Exercise aim = Give only one thing: the number of lines that include the word "vmware".

Task input =
--------------------
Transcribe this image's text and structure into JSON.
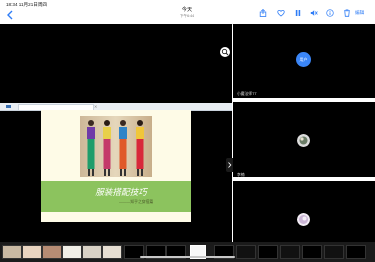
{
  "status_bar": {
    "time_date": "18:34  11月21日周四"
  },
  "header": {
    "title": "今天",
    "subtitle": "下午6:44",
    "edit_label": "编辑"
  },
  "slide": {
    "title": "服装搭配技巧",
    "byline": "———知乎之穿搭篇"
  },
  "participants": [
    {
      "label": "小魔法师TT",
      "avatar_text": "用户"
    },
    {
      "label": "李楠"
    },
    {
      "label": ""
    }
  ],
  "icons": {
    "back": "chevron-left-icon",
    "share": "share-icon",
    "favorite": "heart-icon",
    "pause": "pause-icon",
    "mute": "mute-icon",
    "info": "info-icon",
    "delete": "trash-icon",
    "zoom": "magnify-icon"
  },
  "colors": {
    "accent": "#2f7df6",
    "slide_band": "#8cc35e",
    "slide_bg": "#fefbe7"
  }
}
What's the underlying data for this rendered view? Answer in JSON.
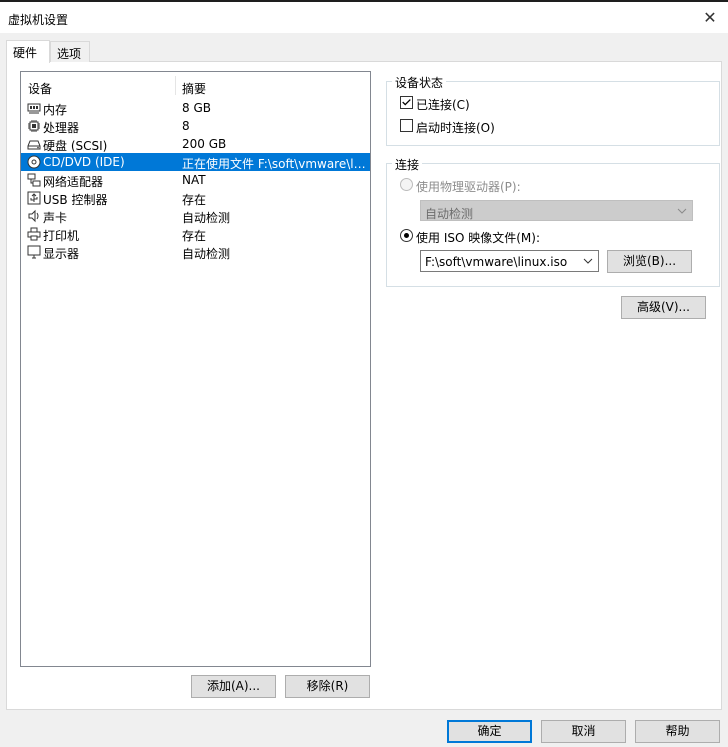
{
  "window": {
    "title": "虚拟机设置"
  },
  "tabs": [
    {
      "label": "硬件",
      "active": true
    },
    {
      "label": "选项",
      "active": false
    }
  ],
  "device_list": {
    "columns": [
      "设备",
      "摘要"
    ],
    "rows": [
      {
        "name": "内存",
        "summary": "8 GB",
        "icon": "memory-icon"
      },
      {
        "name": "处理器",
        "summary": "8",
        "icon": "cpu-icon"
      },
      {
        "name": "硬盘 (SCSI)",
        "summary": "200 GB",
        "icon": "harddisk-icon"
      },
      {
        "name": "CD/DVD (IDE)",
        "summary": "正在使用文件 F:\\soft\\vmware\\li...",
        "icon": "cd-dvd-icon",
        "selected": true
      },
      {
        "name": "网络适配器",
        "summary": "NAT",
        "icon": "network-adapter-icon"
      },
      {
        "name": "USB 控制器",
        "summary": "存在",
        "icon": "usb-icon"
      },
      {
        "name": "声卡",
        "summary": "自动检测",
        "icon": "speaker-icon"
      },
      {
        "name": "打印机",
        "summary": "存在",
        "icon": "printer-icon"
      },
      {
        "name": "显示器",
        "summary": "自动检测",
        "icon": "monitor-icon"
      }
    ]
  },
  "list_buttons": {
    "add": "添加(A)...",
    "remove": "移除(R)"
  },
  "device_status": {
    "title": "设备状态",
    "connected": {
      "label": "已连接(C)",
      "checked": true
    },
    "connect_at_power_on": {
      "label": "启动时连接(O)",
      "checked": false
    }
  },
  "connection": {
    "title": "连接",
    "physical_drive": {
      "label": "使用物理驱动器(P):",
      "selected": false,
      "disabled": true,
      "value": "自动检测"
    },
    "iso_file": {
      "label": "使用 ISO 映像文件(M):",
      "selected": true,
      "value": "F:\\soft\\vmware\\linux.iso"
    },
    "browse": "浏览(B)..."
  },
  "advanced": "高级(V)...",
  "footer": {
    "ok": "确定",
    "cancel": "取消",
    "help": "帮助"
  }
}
--------------------
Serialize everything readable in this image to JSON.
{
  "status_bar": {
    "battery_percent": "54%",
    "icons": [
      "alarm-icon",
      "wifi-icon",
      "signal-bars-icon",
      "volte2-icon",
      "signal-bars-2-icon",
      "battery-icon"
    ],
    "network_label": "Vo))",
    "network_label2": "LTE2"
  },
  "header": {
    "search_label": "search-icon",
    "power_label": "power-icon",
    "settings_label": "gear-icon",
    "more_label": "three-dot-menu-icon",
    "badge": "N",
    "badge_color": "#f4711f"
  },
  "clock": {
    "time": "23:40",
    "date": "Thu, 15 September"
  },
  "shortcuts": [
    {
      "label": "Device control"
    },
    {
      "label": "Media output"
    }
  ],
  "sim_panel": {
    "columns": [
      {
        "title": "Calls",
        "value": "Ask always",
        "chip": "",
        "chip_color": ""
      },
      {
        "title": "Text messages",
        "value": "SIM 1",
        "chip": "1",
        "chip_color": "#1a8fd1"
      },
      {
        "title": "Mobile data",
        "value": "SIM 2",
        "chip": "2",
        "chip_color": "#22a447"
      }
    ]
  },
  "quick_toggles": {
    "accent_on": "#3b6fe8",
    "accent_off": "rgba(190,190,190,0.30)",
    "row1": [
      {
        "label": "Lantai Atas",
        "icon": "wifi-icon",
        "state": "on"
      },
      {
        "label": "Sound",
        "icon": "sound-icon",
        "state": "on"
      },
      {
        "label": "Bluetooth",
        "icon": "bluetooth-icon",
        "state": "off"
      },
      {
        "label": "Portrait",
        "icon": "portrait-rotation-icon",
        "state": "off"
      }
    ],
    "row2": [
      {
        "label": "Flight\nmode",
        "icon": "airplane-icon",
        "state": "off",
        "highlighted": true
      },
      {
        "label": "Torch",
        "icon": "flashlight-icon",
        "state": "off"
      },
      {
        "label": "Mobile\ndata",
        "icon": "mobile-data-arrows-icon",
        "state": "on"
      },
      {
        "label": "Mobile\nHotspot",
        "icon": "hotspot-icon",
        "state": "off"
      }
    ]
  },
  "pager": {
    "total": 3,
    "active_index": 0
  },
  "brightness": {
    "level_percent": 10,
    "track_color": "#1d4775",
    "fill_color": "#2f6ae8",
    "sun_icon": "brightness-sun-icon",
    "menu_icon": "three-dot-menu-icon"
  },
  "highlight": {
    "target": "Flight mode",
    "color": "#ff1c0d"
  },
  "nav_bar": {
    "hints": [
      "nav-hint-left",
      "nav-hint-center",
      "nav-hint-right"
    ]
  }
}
--------------------
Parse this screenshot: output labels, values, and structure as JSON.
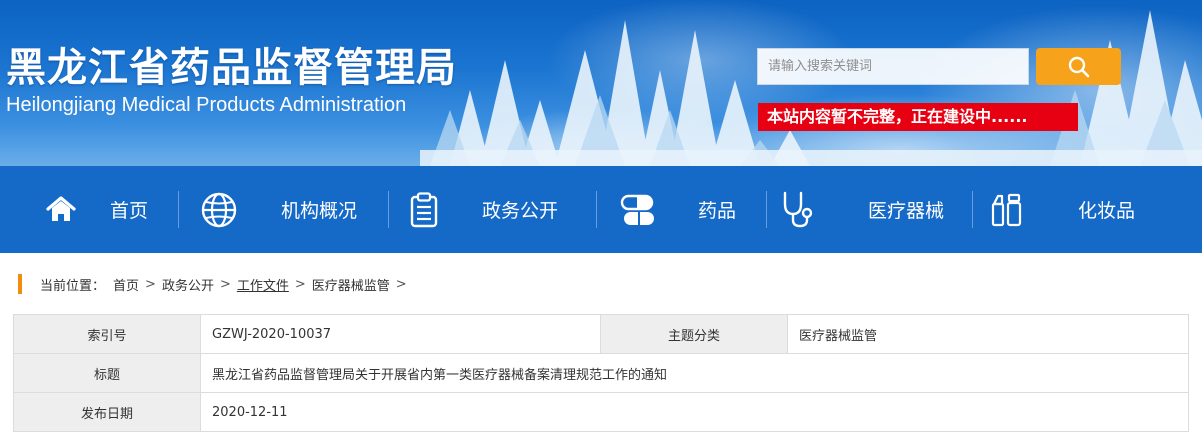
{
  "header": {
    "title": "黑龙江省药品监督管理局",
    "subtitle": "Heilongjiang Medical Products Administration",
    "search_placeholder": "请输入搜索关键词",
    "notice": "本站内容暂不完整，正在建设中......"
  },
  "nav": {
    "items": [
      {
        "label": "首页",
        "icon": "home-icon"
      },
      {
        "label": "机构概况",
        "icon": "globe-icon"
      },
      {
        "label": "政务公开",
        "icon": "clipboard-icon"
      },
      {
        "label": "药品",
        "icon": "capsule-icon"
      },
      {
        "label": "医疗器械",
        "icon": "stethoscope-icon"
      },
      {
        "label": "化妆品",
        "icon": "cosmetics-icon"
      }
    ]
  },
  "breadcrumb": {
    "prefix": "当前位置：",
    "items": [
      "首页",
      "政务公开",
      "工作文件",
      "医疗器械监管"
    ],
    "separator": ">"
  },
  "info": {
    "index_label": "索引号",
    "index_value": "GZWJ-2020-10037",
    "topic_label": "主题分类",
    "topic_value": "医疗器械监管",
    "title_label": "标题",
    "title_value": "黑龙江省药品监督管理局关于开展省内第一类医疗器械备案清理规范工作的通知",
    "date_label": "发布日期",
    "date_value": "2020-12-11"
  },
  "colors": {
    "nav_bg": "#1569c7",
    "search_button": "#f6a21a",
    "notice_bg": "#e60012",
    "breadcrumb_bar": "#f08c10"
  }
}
--------------------
Output = 2